#### Zadanie do wykonania
Przedstaw jako tabelę Markdown wiersze od pierwszego aż do tego, który zawiera "- bar: [618, 664, 671, 764]", łącznie z oboma. Tabela ma mieć kolumny "Nr" z numerem wiersza i "Treść" z samym wierszem, bez pustych wierszy.
##########
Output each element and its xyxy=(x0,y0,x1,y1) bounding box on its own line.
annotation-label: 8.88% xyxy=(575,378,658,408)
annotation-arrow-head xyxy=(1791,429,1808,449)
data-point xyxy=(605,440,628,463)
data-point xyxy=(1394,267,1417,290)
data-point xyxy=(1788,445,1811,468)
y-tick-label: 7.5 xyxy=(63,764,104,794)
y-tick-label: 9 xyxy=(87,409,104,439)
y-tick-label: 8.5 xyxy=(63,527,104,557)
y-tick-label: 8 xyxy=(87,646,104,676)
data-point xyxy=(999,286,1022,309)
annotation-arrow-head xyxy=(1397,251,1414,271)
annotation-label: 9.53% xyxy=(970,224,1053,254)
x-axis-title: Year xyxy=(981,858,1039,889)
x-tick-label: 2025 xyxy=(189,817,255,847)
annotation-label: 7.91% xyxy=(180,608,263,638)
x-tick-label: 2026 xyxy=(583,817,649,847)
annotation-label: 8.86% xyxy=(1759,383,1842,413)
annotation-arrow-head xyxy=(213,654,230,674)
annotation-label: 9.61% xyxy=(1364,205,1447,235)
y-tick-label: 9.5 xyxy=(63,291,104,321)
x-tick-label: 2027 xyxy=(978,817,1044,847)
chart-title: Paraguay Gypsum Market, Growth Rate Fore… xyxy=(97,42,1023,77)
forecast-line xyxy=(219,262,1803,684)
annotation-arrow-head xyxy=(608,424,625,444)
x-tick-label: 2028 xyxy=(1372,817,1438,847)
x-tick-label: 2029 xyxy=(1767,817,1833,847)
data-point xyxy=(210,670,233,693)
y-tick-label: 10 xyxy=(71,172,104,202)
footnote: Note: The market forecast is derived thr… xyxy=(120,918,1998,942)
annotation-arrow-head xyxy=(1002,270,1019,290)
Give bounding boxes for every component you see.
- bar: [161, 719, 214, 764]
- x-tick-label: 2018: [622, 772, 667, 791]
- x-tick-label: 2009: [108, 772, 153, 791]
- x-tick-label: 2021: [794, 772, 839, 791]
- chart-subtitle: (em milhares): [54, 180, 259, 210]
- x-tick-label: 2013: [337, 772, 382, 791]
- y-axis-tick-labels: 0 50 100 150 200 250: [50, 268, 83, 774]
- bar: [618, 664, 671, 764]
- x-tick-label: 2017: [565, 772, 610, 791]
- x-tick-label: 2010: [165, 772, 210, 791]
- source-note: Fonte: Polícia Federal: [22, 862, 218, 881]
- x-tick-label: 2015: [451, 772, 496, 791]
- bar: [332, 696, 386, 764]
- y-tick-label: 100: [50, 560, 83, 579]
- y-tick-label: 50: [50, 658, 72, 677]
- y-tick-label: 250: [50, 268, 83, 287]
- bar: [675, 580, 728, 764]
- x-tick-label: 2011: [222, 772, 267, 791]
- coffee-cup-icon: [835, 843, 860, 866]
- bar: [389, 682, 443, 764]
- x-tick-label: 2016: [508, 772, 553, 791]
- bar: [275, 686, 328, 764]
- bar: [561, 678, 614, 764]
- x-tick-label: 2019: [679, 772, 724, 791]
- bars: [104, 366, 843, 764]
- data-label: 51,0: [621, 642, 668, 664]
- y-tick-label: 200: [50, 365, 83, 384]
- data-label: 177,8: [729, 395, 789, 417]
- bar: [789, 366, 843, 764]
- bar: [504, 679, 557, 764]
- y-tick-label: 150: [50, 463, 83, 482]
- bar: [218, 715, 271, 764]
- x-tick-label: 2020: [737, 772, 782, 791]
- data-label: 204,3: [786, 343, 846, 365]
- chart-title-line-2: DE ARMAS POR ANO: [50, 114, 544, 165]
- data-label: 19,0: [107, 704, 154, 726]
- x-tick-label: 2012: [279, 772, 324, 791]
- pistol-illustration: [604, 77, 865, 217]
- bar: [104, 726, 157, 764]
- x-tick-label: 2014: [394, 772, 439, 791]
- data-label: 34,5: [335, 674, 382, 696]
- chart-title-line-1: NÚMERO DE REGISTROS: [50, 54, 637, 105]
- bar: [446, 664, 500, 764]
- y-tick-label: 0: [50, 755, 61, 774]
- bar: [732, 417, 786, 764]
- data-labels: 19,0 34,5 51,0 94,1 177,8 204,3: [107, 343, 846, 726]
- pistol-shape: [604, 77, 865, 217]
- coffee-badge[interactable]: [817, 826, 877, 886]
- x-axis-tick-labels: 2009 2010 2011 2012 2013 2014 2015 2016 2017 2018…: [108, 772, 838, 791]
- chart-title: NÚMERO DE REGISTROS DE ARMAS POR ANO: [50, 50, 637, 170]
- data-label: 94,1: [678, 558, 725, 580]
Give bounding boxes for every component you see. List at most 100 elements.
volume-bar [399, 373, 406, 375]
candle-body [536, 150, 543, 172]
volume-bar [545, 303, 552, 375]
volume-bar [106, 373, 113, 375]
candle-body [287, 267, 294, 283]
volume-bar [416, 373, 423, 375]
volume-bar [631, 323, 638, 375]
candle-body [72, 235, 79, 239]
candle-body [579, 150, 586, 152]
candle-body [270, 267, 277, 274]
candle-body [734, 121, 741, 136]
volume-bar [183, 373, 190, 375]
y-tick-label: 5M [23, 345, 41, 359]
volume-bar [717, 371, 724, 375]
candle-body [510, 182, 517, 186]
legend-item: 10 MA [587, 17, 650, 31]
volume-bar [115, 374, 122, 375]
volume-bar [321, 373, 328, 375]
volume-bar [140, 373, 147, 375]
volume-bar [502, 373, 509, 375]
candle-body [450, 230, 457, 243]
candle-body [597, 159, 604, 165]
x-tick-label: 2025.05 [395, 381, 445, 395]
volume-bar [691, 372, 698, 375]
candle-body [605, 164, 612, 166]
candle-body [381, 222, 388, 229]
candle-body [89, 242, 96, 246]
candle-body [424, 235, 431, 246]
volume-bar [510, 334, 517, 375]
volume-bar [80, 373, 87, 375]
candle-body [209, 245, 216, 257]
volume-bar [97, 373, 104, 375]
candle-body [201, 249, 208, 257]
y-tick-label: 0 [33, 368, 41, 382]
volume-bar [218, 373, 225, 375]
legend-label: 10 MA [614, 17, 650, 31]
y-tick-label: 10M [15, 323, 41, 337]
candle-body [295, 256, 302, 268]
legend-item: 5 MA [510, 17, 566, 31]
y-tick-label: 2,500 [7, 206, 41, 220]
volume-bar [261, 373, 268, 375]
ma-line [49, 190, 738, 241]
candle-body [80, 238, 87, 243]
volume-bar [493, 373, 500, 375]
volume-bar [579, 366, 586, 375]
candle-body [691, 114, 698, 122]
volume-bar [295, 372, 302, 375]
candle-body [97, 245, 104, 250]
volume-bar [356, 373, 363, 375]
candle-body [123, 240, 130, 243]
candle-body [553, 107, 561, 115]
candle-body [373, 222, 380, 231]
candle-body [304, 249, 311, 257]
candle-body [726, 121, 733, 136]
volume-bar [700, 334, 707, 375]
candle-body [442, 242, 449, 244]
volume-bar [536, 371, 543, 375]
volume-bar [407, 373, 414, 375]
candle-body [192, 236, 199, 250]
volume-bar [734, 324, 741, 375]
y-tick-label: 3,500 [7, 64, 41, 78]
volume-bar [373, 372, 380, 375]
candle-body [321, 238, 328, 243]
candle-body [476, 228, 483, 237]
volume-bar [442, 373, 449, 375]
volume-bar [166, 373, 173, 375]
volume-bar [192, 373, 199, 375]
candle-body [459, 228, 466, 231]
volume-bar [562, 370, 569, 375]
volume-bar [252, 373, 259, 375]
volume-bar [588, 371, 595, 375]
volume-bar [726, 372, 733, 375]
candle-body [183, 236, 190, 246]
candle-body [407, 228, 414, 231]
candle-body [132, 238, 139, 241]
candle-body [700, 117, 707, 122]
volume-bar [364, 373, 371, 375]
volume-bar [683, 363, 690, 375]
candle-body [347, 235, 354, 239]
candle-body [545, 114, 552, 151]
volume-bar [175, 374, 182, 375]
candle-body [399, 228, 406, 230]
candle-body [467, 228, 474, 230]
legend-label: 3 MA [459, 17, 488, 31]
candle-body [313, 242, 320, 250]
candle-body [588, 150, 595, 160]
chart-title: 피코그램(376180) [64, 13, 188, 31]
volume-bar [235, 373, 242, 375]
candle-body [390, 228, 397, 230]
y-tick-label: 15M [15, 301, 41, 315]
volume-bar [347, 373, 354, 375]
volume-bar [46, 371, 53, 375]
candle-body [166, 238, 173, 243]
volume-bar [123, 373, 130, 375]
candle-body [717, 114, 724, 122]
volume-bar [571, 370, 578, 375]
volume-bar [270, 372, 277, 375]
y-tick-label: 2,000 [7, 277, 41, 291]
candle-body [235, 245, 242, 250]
##########
#### Wynik końcowy
| Nr | Treść |
|---|---|
| 1 | Output each element and its xyxy=(x0,y0,x1,y1) bounding box on its own line. |
| 2 | annotation-label: 8.88% xyxy=(575,378,658,408) |
| 3 | annotation-arrow-head xyxy=(1791,429,1808,449) |
| 4 | data-point xyxy=(605,440,628,463) |
| 5 | data-point xyxy=(1394,267,1417,290) |
| 6 | data-point xyxy=(1788,445,1811,468) |
| 7 | y-tick-label: 7.5 xyxy=(63,764,104,794) |
| 8 | y-tick-label: 9 xyxy=(87,409,104,439) |
| 9 | y-tick-label: 8.5 xyxy=(63,527,104,557) |
| 10 | y-tick-label: 8 xyxy=(87,646,104,676) |
| 11 | data-point xyxy=(999,286,1022,309) |
| 12 | annotation-arrow-head xyxy=(1397,251,1414,271) |
| 13 | annotation-label: 9.53% xyxy=(970,224,1053,254) |
| 14 | x-axis-title: Year xyxy=(981,858,1039,889) |
| 15 | x-tick-label: 2025 xyxy=(189,817,255,847) |
| 16 | annotation-label: 7.91% xyxy=(180,608,263,638) |
| 17 | x-tick-label: 2026 xyxy=(583,817,649,847) |
| 18 | annotation-label: 8.86% xyxy=(1759,383,1842,413) |
| 19 | annotation-arrow-head xyxy=(213,654,230,674) |
| 20 | annotation-label: 9.61% xyxy=(1364,205,1447,235) |
| 21 | y-tick-label: 9.5 xyxy=(63,291,104,321) |
| 22 | x-tick-label: 2027 xyxy=(978,817,1044,847) |
| 23 | chart-title: Paraguay Gypsum Market, Growth Rate Fore… xyxy=(97,42,1023,77) |
| 24 | forecast-line xyxy=(219,262,1803,684) |
| 25 | annotation-arrow-head xyxy=(608,424,625,444) |
| 26 | x-tick-label: 2028 xyxy=(1372,817,1438,847) |
| 27 | x-tick-label: 2029 xyxy=(1767,817,1833,847) |
| 28 | data-point xyxy=(210,670,233,693) |
| 29 | y-tick-label: 10 xyxy=(71,172,104,202) |
| 30 | footnote: Note: The market forecast is derived thr… xyxy=(120,918,1998,942) |
| 31 | annotation-arrow-head xyxy=(1002,270,1019,290) |
| 32 | Give bounding boxes for every component you see. |
| 33 | - bar: [161, 719, 214, 764] |
| 34 | - x-tick-label: 2018: [622, 772, 667, 791] |
| 35 | - x-tick-label: 2009: [108, 772, 153, 791] |
| 36 | - x-tick-label: 2021: [794, 772, 839, 791] |
| 37 | - chart-subtitle: (em milhares): [54, 180, 259, 210] |
| 38 | - x-tick-label: 2013: [337, 772, 382, 791] |
| 39 | - y-axis-tick-labels: 0 50 100 150 200 250: [50, 268, 83, 774] |
| 40 | - bar: [618, 664, 671, 764] |